Mercy Convenient Care suits people with minor injuries or sudden acute illnesses who cannot reach their primary care doctor the same day and do not believe they need the ER. It works well for established Mercy Health System patients whose doctors have hospital admitting privileges there, since notes land directly in your chart. Parents of children with strep throat, ear infections, or minor sprains find convenient care faster than a pediatrician appointment. Uninsured or underinsured patients should call ahead to discuss payment, because walk-up uninsured care at a hospital system clinic can come with surprises. The clinic does not suit people with chest pain, shortness of breath, altered mental status, severe bleeding, or suspected broken bones; those patients need an ER. It also does not serve patients seeking detailed preventive care, chronic disease management, or counseling; primary care is the venue for that. If your condition is clearly urgent but you are unsure whether it requires an ER, you can call Mercy's nurse line (part of Mercy Health System) for triage guidance before deciding to visit convenient care.
You arrive at the convenient care clinic without an appointment and check in at the front desk with your insurance card and ID. The registration staff will ask about your chief complaint, current medications, and allergies, then you will sit in the waiting area. Wait times vary widely depending on time of day and day of week; evening and weekend waits can be 30 to 60 minutes during cold and flu season. You will be called back to a triage station where a nurse checks your vital signs and asks more detailed questions about symptom onset and severity. Then you will wait again to be seen by the provider (nurse practitioner or physician assistant), who performs an examination, orders any imaging or labs if needed, and discusses next steps. If the clinic can handle your condition, you may receive a prescription, wound care, or a recommendation to follow up with your primary doctor. If the provider determines you need more intensive evaluation, they will advise you to go to the ER.

= Task instructions =
1. Answer from the excerpt on Mercy Convenient Care:
(a) Which patients should call ahead to discuss payment?
(b) Who examines the patient after triage?
(c) How long can evening and weekend waits be during cold and flu season?
2. Continue the text on Mercy Convenient Care, starting after its last sentence.

[Document layout detection data]
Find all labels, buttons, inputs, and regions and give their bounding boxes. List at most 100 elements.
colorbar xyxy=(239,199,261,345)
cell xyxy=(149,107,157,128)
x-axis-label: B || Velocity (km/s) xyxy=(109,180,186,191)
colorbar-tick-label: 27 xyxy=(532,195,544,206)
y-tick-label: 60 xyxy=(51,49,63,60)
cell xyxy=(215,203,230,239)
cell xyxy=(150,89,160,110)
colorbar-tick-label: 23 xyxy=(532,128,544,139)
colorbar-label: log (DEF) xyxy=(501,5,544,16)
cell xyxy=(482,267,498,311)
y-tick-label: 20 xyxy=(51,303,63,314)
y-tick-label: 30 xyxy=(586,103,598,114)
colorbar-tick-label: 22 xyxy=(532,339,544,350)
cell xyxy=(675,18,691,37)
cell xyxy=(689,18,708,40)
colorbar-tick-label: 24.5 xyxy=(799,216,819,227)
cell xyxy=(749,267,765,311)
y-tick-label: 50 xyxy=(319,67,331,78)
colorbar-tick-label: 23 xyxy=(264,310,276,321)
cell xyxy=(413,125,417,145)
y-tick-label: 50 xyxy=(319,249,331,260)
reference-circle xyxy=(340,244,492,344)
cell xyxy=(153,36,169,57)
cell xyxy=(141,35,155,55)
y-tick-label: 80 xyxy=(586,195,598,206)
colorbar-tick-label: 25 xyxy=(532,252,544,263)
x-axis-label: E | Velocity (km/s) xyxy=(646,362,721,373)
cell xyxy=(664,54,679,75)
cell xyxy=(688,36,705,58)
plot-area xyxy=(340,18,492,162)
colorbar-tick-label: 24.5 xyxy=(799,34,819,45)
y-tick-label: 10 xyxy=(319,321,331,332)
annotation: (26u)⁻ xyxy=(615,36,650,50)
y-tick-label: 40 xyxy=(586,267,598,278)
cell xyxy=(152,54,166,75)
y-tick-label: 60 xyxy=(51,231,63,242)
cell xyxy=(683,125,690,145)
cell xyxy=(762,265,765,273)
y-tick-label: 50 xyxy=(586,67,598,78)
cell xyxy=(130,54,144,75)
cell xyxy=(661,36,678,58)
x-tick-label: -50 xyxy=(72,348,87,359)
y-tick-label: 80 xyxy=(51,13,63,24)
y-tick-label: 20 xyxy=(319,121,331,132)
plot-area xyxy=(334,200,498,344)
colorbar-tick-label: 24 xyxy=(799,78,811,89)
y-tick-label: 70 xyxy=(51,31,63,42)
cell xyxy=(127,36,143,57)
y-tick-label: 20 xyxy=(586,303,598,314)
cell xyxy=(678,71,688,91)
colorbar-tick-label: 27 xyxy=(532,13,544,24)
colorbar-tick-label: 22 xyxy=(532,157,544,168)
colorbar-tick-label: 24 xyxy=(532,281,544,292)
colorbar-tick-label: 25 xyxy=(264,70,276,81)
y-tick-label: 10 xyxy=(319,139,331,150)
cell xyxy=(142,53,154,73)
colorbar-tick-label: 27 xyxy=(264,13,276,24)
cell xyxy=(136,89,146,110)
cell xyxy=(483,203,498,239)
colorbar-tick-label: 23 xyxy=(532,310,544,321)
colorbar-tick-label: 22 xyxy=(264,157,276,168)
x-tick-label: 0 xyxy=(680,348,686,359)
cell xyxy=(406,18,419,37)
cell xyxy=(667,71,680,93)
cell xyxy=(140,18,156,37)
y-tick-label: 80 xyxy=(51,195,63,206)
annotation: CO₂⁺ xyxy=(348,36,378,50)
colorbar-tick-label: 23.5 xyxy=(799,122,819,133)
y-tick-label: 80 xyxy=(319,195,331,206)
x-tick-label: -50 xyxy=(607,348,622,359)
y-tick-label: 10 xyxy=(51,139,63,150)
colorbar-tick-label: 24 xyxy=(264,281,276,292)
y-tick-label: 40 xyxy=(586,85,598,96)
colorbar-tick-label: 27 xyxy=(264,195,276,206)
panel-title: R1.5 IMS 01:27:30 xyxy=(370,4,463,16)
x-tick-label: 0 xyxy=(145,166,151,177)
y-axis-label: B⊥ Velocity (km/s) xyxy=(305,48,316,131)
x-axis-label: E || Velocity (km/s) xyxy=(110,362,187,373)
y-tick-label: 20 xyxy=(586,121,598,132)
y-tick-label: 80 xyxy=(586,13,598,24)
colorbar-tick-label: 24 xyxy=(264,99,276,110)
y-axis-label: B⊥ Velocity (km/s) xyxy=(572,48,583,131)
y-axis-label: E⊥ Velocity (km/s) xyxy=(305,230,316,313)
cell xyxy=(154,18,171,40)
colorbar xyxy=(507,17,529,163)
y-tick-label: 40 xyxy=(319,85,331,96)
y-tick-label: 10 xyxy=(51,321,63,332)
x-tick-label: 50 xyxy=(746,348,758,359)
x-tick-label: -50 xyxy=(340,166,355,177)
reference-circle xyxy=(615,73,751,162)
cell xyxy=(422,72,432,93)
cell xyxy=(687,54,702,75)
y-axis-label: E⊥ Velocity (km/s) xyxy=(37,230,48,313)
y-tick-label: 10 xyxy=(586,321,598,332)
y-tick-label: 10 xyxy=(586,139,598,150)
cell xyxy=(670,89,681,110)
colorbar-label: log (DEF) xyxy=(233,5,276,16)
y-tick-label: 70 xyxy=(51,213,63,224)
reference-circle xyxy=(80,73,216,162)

= Answers to the problems =
1.
(a) Uninsured or underinsured patients.
(b) A nurse practitioner or physician assistant.
(c) 30 to 60 minutes.

2.
Mercy Convenient Care operates multiple locations across Oklahoma City with varying hours; verify hours and location before you go, because sites do not all keep the same schedule. Most locations stay open into evening (8 or 9 p.m.) and offer Saturday and Sunday hours, making them accessible outside standard office hours. Parking is typically lot-based at freestanding clinics and does not require validation. Bring your insurance card, photo ID, and a list of current medications to speed registration. If you are a new patient to Mercy and your primary care doctor is not part their network, let the staff know so they can request your records be sent to your doctor's office after your visit; this does not happen automatically and requires explicit permission.
Mercy Convenient Care fills a genuine gap between primary care delays and emergency department intensity, particularly valuable in Oklahoma City where ER wait times at major trauma centers regularly exceed 90 minutes. Its integration with Mercy system records makes it strongest for patients already inside that network.